— start —
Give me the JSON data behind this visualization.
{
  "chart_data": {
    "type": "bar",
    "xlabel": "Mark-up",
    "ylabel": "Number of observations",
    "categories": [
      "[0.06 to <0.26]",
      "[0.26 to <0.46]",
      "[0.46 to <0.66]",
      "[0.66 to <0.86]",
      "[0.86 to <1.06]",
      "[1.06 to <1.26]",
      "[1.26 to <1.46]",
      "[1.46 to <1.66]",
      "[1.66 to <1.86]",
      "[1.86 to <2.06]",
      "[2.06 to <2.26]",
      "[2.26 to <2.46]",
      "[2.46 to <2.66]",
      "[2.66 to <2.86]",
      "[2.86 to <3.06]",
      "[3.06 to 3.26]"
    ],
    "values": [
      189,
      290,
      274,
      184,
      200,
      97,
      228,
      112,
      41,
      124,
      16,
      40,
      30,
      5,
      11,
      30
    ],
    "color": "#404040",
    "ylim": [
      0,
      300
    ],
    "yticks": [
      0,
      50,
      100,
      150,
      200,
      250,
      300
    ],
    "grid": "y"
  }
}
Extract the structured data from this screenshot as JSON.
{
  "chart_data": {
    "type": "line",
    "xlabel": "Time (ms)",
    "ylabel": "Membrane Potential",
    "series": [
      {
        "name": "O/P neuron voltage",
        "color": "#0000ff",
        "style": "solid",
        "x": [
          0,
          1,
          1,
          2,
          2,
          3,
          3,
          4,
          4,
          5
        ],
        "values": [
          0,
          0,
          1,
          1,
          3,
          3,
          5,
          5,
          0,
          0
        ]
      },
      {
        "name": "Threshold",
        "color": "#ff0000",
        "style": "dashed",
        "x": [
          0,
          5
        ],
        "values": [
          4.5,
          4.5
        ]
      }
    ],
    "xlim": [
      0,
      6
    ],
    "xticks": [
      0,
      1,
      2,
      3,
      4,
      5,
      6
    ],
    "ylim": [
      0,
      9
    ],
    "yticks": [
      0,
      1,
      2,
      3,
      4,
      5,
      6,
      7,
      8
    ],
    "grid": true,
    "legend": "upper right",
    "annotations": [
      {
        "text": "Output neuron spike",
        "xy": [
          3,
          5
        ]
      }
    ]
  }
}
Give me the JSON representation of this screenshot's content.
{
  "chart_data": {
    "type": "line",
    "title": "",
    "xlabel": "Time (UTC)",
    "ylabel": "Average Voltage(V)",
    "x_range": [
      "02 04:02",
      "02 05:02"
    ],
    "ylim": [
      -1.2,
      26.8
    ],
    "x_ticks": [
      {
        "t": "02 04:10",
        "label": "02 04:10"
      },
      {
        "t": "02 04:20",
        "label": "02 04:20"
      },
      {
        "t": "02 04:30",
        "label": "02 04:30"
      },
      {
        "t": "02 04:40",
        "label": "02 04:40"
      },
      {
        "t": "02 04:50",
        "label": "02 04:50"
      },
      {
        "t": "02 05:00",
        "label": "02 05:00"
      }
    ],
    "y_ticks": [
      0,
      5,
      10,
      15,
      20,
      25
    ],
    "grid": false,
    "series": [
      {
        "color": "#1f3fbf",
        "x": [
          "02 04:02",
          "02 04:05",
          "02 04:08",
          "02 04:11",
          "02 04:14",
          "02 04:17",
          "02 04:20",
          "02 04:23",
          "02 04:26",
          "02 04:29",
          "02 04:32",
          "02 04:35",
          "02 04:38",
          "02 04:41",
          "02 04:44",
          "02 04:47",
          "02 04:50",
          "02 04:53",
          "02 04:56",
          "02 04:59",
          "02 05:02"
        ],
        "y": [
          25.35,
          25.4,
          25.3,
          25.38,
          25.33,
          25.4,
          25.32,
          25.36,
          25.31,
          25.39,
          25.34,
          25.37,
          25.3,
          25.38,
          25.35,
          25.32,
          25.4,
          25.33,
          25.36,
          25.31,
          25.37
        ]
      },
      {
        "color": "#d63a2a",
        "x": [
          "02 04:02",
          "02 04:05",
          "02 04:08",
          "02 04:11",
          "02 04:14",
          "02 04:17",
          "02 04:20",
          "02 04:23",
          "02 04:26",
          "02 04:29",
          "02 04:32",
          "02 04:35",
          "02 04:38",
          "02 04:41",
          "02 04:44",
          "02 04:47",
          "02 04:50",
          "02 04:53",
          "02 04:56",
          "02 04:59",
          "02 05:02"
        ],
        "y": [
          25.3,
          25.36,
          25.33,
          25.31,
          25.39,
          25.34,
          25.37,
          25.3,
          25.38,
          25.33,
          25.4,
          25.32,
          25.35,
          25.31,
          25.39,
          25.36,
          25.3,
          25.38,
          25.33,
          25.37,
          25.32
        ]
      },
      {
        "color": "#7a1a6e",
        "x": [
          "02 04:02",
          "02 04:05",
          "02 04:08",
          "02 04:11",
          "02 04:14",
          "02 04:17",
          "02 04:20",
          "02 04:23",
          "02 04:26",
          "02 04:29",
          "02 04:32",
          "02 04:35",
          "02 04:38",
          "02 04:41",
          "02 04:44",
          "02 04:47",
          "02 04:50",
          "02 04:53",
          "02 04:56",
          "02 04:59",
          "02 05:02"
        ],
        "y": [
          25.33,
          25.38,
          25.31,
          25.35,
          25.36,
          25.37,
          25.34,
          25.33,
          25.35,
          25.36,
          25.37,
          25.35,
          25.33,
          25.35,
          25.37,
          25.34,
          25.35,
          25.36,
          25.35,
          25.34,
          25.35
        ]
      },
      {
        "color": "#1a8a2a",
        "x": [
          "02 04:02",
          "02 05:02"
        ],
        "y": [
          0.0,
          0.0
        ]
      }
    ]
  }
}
— end —
• **Problem statement**:
Where a line of the entries contains the word "name", copy that line.

• **Answer below**:
        "name": "O/P neuron voltage",
        "name": "Threshold",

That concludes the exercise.